>> start Supplied data
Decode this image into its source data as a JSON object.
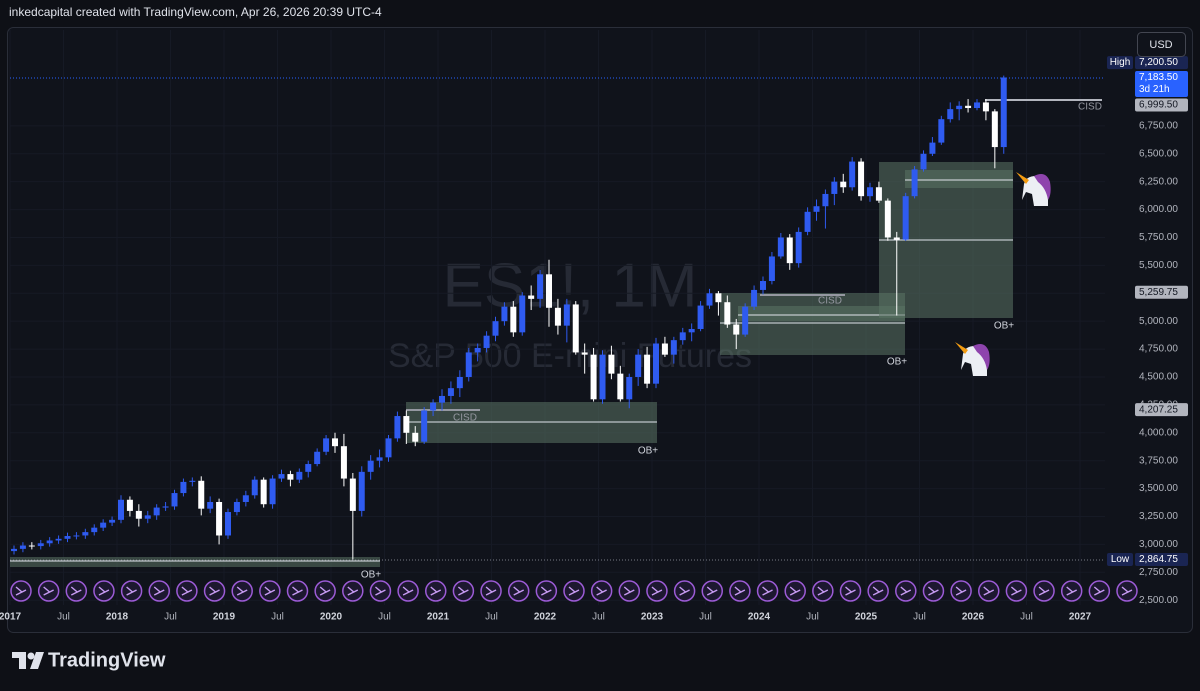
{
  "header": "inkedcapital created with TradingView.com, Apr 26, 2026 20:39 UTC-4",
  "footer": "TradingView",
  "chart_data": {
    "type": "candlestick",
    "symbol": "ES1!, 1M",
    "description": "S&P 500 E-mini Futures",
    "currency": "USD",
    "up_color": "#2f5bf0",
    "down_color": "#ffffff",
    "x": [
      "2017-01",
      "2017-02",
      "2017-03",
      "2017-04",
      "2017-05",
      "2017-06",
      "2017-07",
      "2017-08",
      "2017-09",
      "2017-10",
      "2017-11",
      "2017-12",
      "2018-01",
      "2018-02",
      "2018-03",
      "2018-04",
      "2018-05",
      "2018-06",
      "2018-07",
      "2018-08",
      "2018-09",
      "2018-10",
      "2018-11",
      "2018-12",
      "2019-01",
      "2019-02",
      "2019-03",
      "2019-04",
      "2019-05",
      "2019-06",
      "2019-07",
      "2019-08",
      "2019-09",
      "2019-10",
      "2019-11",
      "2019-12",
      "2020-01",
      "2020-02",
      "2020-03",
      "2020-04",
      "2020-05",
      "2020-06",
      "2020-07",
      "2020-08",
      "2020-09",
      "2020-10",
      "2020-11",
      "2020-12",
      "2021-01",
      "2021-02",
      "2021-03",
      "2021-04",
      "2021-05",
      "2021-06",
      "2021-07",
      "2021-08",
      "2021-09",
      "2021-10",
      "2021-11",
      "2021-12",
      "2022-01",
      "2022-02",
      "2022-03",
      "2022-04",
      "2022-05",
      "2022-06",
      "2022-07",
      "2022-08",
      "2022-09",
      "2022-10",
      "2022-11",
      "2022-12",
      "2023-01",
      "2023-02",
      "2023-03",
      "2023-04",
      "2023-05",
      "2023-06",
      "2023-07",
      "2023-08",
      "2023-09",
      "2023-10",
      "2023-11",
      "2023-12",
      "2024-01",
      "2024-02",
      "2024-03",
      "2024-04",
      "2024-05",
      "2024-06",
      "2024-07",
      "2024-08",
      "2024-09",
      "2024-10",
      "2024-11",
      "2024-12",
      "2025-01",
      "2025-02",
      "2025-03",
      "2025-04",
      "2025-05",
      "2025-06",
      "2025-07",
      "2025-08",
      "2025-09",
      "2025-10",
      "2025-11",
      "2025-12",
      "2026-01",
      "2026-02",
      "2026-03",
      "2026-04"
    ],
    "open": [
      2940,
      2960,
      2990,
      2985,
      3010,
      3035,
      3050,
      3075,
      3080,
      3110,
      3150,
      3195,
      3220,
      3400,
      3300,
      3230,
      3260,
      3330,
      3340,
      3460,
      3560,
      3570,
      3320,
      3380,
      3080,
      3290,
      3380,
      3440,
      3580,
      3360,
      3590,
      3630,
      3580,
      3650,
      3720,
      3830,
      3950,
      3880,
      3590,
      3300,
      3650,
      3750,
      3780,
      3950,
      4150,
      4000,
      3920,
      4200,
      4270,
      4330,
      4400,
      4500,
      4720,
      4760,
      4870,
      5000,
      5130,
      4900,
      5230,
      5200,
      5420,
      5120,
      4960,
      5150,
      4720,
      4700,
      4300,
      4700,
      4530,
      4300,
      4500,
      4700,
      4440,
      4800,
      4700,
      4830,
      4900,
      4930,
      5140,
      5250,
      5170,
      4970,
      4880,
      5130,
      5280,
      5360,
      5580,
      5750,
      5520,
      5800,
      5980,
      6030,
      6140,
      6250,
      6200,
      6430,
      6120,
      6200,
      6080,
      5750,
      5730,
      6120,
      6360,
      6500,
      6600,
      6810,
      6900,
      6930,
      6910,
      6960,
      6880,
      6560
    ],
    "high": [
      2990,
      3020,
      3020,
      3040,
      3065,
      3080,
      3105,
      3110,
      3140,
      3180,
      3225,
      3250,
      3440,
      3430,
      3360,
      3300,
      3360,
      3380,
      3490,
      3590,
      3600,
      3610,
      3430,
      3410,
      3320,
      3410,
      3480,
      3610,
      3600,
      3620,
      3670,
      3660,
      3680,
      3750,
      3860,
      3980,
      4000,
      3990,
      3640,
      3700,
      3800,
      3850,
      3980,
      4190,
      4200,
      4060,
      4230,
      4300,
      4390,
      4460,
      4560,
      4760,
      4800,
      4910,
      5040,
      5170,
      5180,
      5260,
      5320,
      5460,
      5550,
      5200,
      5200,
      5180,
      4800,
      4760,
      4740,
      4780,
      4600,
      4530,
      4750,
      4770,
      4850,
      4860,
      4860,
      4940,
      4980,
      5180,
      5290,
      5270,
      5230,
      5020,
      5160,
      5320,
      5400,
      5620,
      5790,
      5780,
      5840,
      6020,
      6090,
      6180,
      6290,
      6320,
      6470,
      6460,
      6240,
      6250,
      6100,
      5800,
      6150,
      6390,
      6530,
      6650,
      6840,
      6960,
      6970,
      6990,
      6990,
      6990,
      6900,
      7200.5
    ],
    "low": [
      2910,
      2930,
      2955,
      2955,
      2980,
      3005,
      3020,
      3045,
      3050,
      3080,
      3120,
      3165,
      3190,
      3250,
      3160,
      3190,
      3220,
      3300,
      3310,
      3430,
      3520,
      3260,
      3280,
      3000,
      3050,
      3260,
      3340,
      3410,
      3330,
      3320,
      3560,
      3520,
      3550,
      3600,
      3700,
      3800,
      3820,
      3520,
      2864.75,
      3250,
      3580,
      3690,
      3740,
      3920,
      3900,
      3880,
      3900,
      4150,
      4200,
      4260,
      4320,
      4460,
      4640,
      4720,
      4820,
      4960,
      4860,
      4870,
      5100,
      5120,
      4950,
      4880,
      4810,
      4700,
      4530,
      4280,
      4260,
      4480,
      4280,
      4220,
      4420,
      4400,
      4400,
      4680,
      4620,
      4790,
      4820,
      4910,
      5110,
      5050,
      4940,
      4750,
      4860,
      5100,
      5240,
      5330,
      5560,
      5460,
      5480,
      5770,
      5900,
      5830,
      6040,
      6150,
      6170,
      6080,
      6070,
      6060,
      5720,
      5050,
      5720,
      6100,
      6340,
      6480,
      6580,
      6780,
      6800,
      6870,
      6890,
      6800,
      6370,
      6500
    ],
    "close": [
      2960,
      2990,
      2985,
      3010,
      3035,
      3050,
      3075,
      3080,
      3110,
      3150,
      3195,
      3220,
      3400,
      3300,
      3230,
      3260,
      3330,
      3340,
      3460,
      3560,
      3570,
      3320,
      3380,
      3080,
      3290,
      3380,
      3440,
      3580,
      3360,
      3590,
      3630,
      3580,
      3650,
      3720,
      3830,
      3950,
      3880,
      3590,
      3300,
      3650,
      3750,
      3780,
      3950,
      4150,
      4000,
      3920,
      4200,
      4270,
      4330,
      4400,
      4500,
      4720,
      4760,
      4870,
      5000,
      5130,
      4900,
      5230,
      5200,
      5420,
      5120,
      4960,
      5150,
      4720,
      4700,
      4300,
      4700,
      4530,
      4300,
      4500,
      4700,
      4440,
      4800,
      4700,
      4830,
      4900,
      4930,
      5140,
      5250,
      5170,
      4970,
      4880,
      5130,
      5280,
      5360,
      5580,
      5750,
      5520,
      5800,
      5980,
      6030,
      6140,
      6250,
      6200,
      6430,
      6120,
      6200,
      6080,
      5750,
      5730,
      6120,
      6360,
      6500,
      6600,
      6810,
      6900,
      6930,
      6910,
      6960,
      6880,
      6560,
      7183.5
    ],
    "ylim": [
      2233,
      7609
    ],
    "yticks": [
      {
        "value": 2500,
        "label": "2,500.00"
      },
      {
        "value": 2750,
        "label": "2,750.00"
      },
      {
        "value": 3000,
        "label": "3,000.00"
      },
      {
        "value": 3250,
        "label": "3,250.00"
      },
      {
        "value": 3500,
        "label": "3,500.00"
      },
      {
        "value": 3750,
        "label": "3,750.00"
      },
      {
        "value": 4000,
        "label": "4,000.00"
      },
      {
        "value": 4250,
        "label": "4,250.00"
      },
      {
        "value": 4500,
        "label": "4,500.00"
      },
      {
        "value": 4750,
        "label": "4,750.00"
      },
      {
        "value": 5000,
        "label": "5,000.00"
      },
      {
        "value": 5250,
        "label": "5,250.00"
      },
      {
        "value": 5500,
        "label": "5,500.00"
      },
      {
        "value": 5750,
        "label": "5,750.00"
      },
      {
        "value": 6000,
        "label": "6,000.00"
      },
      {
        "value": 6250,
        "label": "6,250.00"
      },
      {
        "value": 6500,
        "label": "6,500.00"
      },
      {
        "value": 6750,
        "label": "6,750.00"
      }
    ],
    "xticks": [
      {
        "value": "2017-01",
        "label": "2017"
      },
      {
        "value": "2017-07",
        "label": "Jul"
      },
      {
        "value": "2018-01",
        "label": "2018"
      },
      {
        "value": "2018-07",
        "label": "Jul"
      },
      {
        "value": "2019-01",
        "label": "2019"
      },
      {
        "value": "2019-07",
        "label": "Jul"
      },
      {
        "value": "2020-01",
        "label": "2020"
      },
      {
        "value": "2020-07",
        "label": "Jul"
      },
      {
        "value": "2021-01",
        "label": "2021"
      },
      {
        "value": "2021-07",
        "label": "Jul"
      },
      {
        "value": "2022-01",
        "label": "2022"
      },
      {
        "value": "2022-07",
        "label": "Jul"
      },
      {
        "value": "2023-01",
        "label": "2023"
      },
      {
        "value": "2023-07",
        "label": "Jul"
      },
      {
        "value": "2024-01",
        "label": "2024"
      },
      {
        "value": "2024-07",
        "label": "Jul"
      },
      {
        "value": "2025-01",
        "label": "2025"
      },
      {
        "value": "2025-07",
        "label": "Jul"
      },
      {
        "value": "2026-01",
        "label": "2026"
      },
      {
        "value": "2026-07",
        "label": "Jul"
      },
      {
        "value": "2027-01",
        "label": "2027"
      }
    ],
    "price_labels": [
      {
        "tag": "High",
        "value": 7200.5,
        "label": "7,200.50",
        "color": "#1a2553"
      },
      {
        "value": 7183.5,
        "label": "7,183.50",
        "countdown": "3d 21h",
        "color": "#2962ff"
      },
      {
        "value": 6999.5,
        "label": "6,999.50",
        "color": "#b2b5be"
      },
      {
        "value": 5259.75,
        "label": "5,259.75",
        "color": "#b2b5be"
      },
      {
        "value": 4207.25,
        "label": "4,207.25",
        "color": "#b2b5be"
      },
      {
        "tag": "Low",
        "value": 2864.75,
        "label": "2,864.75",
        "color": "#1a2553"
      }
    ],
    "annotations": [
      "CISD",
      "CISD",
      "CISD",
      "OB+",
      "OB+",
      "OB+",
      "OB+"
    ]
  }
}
>> end Supplied data
What the task asks. Copy every line of the entries above in which "TradingView" occurs.

Answer to this exercise.
  "header": "inkedcapital created with TradingView.com, Apr 26, 2026 20:39 UTC-4",
  "footer": "TradingView",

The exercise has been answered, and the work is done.